• **BRIEF**
Find every line below that contains the word "JSON" and copy it out.

• **RECORDS SUPPLIED**

## Start

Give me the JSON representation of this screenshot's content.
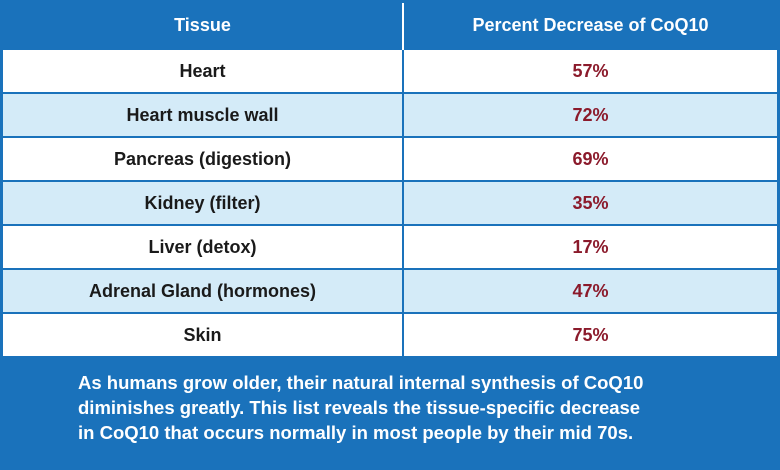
{
  "chart_data": {
    "type": "table",
    "columns": [
      "Tissue",
      "Percent Decrease of CoQ10"
    ],
    "rows": [
      {
        "tissue": "Heart",
        "value": "57%"
      },
      {
        "tissue": "Heart muscle wall",
        "value": "72%"
      },
      {
        "tissue": "Pancreas (digestion)",
        "value": "69%"
      },
      {
        "tissue": "Kidney (filter)",
        "value": "35%"
      },
      {
        "tissue": "Liver (detox)",
        "value": "17%"
      },
      {
        "tissue": "Adrenal Gland (hormones)",
        "value": "47%"
      },
      {
        "tissue": "Skin",
        "value": "75%"
      }
    ],
    "values": [
      57,
      72,
      69,
      35,
      17,
      47,
      75
    ]
  },
  "caption": {
    "lines": [
      "As humans grow older, their natural internal synthesis of CoQ10",
      "diminishes greatly. This list reveals the tissue-specific decrease",
      "in CoQ10 that occurs normally in most people by their mid 70s."
    ]
  },
  "colors": {
    "frame": "#1a72bb",
    "row_alt": "#d4ebf8",
    "value_text": "#8b1a2b"
  }
}
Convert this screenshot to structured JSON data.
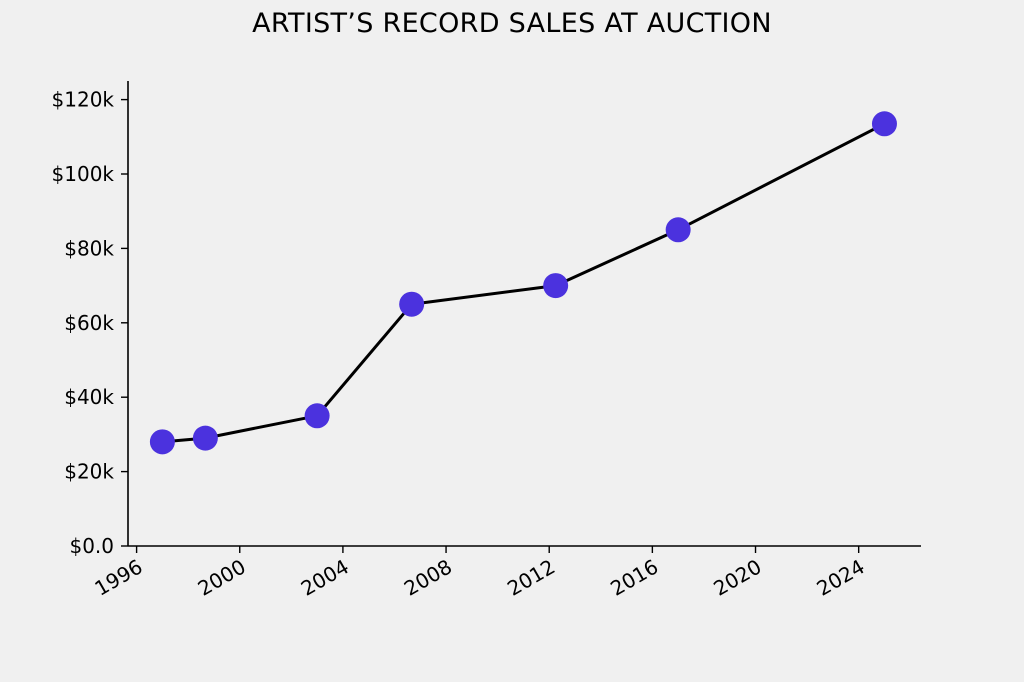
{
  "chart_data": {
    "type": "line",
    "title": "ARTIST’S RECORD SALES AT AUCTION",
    "xlabel": "",
    "ylabel": "",
    "x_axis": {
      "type": "date",
      "range": [
        "1995-09-01",
        "2026-06-01"
      ],
      "ticks": [
        "1996",
        "2000",
        "2004",
        "2008",
        "2012",
        "2016",
        "2020",
        "2024"
      ]
    },
    "y_axis": {
      "range": [
        0,
        125000
      ],
      "ticks": [
        0,
        20000,
        40000,
        60000,
        80000,
        100000,
        120000
      ],
      "tick_labels": [
        "$0.0",
        "$20k",
        "$40k",
        "$60k",
        "$80k",
        "$100k",
        "$120k"
      ]
    },
    "grid": false,
    "legend": "none",
    "series": [
      {
        "x": [
          "1997-01-01",
          "1998-09-01",
          "2003-01-01",
          "2006-09-01",
          "2012-04-01",
          "2017-01-01",
          "2025-01-01"
        ],
        "values": [
          28000,
          29000,
          35000,
          65000,
          70000,
          85000,
          113500
        ]
      }
    ],
    "colors": {
      "line": "#000000",
      "marker": "#4b32de",
      "axis": "#000000",
      "background": "#f0f0f0"
    }
  }
}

## End

• **TASK SOLUTION**
Give me the JSON representation of this screenshot's content.
Convert this screenshot to structured JSON data.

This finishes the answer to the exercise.